Given problem:
Compile every line that includes the word "Process".

Records from a collection:
═══

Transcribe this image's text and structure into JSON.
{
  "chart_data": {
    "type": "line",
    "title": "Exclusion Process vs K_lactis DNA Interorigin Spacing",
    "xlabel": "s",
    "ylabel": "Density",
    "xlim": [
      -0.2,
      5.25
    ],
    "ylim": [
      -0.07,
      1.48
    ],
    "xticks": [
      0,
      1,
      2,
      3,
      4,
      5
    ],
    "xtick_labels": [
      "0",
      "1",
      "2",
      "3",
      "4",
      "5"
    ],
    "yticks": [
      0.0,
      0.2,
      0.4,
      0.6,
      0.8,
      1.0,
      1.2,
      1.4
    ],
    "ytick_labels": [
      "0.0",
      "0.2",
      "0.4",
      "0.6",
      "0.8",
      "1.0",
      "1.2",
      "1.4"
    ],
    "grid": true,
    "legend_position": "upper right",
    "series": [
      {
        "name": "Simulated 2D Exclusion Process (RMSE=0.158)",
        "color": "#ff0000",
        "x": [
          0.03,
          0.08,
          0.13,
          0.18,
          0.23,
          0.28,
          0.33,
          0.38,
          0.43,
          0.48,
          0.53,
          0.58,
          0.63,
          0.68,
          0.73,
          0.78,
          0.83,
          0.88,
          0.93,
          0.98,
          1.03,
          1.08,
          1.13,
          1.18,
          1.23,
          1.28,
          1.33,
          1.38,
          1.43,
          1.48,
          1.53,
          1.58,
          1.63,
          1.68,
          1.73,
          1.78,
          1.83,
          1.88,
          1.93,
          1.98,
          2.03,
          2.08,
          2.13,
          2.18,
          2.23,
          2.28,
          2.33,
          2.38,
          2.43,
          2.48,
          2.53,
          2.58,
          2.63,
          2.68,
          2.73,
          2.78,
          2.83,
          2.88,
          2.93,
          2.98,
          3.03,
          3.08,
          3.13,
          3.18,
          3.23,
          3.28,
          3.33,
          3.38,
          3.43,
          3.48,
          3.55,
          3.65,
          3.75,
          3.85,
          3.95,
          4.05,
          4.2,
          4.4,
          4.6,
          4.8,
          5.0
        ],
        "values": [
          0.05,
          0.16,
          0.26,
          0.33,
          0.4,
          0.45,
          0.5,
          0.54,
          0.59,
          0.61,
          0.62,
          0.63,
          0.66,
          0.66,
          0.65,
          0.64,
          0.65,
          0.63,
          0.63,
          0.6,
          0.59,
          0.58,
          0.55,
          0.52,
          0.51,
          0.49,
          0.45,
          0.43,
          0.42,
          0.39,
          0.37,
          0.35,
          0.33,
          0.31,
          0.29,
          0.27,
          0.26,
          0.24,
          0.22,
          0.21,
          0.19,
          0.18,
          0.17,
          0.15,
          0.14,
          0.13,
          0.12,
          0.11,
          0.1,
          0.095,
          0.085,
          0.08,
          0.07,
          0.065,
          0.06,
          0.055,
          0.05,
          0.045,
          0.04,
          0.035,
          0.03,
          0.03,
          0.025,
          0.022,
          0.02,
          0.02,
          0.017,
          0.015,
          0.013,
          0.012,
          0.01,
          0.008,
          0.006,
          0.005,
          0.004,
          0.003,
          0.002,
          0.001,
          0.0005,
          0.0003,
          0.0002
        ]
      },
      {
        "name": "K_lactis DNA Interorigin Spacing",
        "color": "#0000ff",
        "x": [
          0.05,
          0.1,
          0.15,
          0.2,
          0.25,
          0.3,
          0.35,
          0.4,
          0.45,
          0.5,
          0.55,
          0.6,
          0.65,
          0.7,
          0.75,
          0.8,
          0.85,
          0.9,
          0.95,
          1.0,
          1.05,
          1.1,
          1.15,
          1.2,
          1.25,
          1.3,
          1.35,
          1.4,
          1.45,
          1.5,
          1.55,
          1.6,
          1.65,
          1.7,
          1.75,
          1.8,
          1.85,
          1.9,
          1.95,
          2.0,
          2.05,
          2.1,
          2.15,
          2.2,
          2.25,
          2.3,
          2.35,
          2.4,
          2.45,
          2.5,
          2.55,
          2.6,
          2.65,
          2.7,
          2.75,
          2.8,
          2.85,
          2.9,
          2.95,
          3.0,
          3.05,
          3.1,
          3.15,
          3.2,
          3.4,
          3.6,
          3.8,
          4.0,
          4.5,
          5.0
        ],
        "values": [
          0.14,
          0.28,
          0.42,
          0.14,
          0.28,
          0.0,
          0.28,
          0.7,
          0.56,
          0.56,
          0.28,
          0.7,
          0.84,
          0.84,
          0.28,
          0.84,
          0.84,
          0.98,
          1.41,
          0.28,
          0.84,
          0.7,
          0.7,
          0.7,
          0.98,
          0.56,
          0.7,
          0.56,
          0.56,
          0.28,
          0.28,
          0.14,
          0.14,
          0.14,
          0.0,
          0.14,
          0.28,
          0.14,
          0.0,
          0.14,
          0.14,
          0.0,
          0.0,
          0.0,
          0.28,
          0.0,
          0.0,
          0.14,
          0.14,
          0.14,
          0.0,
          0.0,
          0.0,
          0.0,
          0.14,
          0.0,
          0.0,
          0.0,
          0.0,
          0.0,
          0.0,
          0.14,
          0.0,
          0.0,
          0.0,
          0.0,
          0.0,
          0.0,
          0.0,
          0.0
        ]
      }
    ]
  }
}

═══

Exercise solution:
    "title": "Exclusion Process vs K_lactis DNA Interorigin Spacing",
        "name": "Simulated 2D Exclusion Process (RMSE=0.158)",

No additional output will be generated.